>>>>>

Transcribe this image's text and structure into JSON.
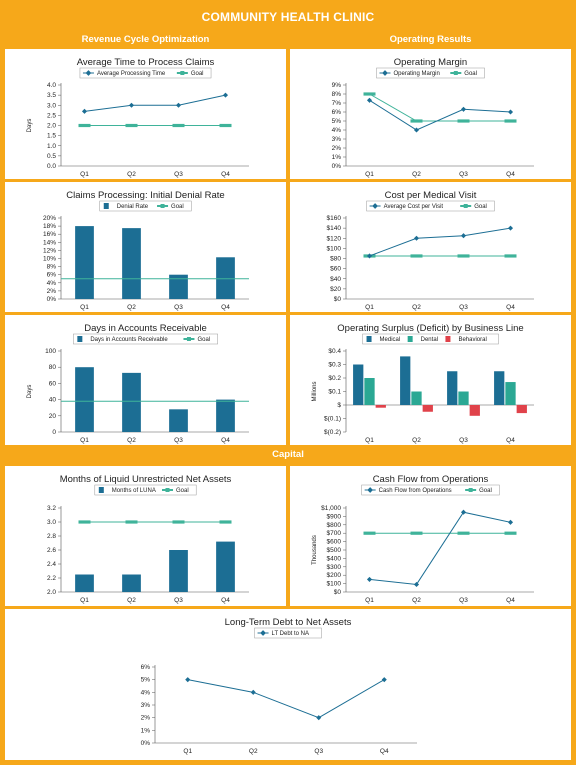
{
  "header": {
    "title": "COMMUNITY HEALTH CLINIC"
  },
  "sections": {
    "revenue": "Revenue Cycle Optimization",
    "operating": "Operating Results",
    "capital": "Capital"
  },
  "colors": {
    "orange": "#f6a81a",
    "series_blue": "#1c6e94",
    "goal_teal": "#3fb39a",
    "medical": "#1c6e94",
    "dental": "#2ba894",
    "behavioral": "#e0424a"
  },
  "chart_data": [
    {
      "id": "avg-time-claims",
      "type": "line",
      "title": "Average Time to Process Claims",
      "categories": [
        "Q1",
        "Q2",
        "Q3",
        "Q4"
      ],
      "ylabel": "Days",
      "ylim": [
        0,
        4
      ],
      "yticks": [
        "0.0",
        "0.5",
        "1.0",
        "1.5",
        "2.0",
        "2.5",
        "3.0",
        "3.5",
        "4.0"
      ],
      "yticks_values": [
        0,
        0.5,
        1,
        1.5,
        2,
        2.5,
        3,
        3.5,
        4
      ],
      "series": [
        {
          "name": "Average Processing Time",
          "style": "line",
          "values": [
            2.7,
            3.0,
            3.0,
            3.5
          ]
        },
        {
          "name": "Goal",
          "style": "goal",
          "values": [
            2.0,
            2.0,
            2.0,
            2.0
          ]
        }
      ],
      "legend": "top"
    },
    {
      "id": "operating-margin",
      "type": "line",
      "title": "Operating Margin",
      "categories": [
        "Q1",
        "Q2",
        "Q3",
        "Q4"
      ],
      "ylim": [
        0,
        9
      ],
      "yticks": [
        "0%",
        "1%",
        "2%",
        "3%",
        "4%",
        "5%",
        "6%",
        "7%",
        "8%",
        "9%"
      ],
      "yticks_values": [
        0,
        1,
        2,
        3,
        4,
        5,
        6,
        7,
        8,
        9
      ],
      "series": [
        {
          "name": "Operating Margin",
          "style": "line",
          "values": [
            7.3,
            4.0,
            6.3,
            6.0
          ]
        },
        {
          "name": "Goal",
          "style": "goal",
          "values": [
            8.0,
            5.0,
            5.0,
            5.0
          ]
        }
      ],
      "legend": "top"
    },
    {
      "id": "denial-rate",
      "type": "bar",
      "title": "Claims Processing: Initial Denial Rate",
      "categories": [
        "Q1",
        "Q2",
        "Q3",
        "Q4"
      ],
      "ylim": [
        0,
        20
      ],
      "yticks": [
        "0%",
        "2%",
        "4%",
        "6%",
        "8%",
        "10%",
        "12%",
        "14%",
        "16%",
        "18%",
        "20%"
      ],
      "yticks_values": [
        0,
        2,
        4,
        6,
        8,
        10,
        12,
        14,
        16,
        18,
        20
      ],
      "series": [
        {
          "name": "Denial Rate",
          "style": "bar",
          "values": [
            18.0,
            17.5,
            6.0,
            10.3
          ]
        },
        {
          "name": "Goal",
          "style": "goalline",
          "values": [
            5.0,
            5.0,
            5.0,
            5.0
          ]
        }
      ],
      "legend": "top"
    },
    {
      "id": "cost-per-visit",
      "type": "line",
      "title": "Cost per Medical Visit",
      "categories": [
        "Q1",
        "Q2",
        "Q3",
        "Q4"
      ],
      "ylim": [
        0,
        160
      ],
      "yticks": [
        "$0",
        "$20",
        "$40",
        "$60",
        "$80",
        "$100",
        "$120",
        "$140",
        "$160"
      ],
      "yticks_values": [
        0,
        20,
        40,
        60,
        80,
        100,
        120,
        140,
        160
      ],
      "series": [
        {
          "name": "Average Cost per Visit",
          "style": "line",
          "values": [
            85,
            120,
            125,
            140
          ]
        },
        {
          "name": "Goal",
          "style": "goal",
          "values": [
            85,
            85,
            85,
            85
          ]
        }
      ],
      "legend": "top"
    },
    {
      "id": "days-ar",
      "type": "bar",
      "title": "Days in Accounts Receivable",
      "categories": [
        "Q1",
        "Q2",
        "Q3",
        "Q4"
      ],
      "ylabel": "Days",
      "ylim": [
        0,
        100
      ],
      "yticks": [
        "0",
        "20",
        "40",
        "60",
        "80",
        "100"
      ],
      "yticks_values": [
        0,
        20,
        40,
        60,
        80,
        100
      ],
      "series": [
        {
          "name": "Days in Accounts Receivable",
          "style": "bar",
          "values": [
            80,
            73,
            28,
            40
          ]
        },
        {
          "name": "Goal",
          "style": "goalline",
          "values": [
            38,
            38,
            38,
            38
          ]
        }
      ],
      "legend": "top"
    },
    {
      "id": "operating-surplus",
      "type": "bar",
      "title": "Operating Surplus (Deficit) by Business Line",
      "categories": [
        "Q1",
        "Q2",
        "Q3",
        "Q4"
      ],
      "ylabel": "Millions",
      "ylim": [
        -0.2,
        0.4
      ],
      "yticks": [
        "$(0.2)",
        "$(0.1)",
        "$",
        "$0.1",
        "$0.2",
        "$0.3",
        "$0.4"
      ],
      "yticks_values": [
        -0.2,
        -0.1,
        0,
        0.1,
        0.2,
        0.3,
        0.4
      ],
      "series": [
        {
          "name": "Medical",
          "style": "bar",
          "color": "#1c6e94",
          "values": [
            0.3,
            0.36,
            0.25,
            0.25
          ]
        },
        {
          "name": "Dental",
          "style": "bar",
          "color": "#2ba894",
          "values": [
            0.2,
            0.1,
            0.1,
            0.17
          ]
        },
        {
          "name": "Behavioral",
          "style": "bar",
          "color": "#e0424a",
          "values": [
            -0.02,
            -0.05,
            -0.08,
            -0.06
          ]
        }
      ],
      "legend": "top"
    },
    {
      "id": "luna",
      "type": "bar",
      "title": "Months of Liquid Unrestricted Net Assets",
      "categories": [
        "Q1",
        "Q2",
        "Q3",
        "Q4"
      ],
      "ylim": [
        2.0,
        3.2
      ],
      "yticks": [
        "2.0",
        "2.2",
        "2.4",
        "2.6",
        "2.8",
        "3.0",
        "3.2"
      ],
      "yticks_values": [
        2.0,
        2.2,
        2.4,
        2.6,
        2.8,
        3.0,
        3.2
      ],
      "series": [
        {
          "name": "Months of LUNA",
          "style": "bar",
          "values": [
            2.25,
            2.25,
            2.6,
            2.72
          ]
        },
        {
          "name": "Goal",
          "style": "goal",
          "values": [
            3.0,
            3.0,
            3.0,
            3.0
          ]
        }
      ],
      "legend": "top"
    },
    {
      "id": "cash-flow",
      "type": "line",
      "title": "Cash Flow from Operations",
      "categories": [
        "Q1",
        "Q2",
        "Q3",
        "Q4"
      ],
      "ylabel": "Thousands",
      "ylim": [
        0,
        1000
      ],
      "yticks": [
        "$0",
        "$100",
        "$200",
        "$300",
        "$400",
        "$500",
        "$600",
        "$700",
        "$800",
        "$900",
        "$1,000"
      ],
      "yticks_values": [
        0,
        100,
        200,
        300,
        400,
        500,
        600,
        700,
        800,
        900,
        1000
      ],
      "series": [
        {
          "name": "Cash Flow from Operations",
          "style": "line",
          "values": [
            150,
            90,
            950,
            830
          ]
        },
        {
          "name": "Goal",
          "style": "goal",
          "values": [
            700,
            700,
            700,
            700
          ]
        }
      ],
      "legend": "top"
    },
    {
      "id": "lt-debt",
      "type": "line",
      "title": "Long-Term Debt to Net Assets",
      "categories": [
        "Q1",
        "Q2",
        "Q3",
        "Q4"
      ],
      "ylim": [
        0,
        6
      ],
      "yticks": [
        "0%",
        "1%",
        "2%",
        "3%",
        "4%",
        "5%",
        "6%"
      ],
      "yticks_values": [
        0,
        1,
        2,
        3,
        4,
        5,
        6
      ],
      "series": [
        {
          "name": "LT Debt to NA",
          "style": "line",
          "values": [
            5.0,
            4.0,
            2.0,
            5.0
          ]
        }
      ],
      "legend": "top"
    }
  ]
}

<<<<<

Find every line in the entries that includes the word "Accounts", then state how many there are and nothing else.

2